__Direction__
Take the data that follows and retype it word for word.

__Exercise data__
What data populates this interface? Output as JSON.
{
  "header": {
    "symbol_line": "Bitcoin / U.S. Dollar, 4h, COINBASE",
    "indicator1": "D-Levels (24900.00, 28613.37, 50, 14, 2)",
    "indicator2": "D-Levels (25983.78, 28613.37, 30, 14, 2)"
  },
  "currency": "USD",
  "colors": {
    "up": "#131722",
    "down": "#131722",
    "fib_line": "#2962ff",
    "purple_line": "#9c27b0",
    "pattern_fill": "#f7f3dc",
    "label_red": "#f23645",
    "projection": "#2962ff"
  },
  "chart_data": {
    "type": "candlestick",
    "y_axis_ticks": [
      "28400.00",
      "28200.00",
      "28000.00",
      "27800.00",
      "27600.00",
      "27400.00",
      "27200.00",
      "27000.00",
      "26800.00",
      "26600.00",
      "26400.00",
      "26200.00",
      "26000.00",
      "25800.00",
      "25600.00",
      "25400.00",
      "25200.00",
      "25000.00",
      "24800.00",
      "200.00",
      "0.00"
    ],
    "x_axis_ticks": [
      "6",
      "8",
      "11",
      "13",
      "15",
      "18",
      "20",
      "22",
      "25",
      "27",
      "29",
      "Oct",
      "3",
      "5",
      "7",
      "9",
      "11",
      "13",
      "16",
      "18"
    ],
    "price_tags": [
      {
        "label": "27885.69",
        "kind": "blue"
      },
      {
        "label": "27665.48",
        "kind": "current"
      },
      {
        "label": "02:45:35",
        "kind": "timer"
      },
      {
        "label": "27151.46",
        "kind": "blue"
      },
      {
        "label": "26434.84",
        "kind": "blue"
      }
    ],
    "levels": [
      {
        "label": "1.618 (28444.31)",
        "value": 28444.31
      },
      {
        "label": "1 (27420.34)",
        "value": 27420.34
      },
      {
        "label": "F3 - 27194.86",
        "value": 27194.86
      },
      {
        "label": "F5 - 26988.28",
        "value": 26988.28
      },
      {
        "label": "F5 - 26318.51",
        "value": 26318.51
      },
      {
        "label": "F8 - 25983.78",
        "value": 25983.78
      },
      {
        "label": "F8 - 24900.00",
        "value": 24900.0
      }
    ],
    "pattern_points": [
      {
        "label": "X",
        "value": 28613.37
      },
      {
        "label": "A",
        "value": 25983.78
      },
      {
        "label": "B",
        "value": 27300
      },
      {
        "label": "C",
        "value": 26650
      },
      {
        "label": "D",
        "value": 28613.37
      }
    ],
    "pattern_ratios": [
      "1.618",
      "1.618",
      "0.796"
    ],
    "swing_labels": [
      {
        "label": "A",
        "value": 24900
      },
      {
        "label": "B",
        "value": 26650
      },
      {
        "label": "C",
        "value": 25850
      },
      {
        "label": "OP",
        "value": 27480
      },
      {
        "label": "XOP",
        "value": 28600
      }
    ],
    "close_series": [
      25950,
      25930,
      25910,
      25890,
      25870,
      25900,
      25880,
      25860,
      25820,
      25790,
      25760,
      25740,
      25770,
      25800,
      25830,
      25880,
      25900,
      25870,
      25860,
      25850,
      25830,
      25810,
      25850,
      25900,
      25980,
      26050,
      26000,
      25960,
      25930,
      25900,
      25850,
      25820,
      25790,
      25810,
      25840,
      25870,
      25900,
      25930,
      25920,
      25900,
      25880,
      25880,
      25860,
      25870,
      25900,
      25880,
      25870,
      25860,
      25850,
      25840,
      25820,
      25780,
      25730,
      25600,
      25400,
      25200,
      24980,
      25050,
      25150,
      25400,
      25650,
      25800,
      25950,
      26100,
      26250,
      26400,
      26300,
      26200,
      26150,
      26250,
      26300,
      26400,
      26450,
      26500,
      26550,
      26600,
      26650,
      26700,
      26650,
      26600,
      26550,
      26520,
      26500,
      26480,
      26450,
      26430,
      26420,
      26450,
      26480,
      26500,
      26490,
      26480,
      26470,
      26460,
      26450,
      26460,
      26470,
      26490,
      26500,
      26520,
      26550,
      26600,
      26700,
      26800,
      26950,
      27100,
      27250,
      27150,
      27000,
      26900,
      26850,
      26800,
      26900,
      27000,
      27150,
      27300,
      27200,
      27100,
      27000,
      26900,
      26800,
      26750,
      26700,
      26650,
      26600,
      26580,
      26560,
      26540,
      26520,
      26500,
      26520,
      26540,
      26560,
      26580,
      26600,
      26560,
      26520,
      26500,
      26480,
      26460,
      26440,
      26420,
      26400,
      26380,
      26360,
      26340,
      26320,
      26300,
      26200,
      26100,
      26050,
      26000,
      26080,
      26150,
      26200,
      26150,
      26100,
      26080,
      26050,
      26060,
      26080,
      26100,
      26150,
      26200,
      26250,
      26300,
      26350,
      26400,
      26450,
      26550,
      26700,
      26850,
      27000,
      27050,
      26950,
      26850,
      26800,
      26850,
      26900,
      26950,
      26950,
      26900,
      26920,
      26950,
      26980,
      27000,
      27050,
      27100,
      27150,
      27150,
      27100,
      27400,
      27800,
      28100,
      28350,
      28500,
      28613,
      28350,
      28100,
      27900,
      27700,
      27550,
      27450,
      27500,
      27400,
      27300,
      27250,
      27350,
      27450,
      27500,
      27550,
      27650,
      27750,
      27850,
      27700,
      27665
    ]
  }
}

__Problem solution__
What data populates this interface? Output as JSON.
{
  "header": {
    "symbol_line": "Bitcoin / U.S. Dollar, 4h, COINBASE",
    "indicator1": "D-Levels (24900.00, 28613.37, 50, 14, 2)",
    "indicator2": "D-Levels (25983.78, 28613.37, 30, 14, 2)"
  },
  "currency": "USD",
  "colors": {
    "up": "#131722",
    "down": "#131722",
    "fib_line": "#2962ff",
    "purple_line": "#9c27b0",
    "pattern_fill": "#f7f3dc",
    "label_red": "#f23645",
    "projection": "#2962ff"
  },
  "chart_data": {
    "type": "candlestick",
    "y_axis_ticks": [
      "28400.00",
      "28200.00",
      "28000.00",
      "27800.00",
      "27600.00",
      "27400.00",
      "27200.00",
      "27000.00",
      "26800.00",
      "26600.00",
      "26400.00",
      "26200.00",
      "26000.00",
      "25800.00",
      "25600.00",
      "25400.00",
      "25200.00",
      "25000.00",
      "24800.00",
      "200.00",
      "0.00"
    ],
    "x_axis_ticks": [
      "6",
      "8",
      "11",
      "13",
      "15",
      "18",
      "20",
      "22",
      "25",
      "27",
      "29",
      "Oct",
      "3",
      "5",
      "7",
      "9",
      "11",
      "13",
      "16",
      "18"
    ],
    "price_tags": [
      {
        "label": "27885.69",
        "kind": "blue"
      },
      {
        "label": "27665.48",
        "kind": "current"
      },
      {
        "label": "02:45:35",
        "kind": "timer"
      },
      {
        "label": "27151.46",
        "kind": "blue"
      },
      {
        "label": "26434.84",
        "kind": "blue"
      }
    ],
    "levels": [
      {
        "label": "1.618 (28444.31)",
        "value": 28444.31
      },
      {
        "label": "1 (27420.34)",
        "value": 27420.34
      },
      {
        "label": "F3 - 27194.86",
        "value": 27194.86
      },
      {
        "label": "F5 - 26988.28",
        "value": 26988.28
      },
      {
        "label": "F5 - 26318.51",
        "value": 26318.51
      },
      {
        "label": "F8 - 25983.78",
        "value": 25983.78
      },
      {
        "label": "F8 - 24900.00",
        "value": 24900.0
      }
    ],
    "pattern_points": [
      {
        "label": "X",
        "value": 28613.37
      },
      {
        "label": "A",
        "value": 25983.78
      },
      {
        "label": "B",
        "value": 27300
      },
      {
        "label": "C",
        "value": 26650
      },
      {
        "label": "D",
        "value": 28613.37
      }
    ],
    "pattern_ratios": [
      "1.618",
      "1.618",
      "0.796"
    ],
    "swing_labels": [
      {
        "label": "A",
        "value": 24900
      },
      {
        "label": "B",
        "value": 26650
      },
      {
        "label": "C",
        "value": 25850
      },
      {
        "label": "OP",
        "value": 27480
      },
      {
        "label": "XOP",
        "value": 28600
      }
    ],
    "close_series": [
      25950,
      25930,
      25910,
      25890,
      25870,
      25900,
      25880,
      25860,
      25820,
      25790,
      25760,
      25740,
      25770,
      25800,
      25830,
      25880,
      25900,
      25870,
      25860,
      25850,
      25830,
      25810,
      25850,
      25900,
      25980,
      26050,
      26000,
      25960,
      25930,
      25900,
      25850,
      25820,
      25790,
      25810,
      25840,
      25870,
      25900,
      25930,
      25920,
      25900,
      25880,
      25880,
      25860,
      25870,
      25900,
      25880,
      25870,
      25860,
      25850,
      25840,
      25820,
      25780,
      25730,
      25600,
      25400,
      25200,
      24980,
      25050,
      25150,
      25400,
      25650,
      25800,
      25950,
      26100,
      26250,
      26400,
      26300,
      26200,
      26150,
      26250,
      26300,
      26400,
      26450,
      26500,
      26550,
      26600,
      26650,
      26700,
      26650,
      26600,
      26550,
      26520,
      26500,
      26480,
      26450,
      26430,
      26420,
      26450,
      26480,
      26500,
      26490,
      26480,
      26470,
      26460,
      26450,
      26460,
      26470,
      26490,
      26500,
      26520,
      26550,
      26600,
      26700,
      26800,
      26950,
      27100,
      27250,
      27150,
      27000,
      26900,
      26850,
      26800,
      26900,
      27000,
      27150,
      27300,
      27200,
      27100,
      27000,
      26900,
      26800,
      26750,
      26700,
      26650,
      26600,
      26580,
      26560,
      26540,
      26520,
      26500,
      26520,
      26540,
      26560,
      26580,
      26600,
      26560,
      26520,
      26500,
      26480,
      26460,
      26440,
      26420,
      26400,
      26380,
      26360,
      26340,
      26320,
      26300,
      26200,
      26100,
      26050,
      26000,
      26080,
      26150,
      26200,
      26150,
      26100,
      26080,
      26050,
      26060,
      26080,
      26100,
      26150,
      26200,
      26250,
      26300,
      26350,
      26400,
      26450,
      26550,
      26700,
      26850,
      27000,
      27050,
      26950,
      26850,
      26800,
      26850,
      26900,
      26950,
      26950,
      26900,
      26920,
      26950,
      26980,
      27000,
      27050,
      27100,
      27150,
      27150,
      27100,
      27400,
      27800,
      28100,
      28350,
      28500,
      28613,
      28350,
      28100,
      27900,
      27700,
      27550,
      27450,
      27500,
      27400,
      27300,
      27250,
      27350,
      27450,
      27500,
      27550,
      27650,
      27750,
      27850,
      27700,
      27665
    ]
  }
}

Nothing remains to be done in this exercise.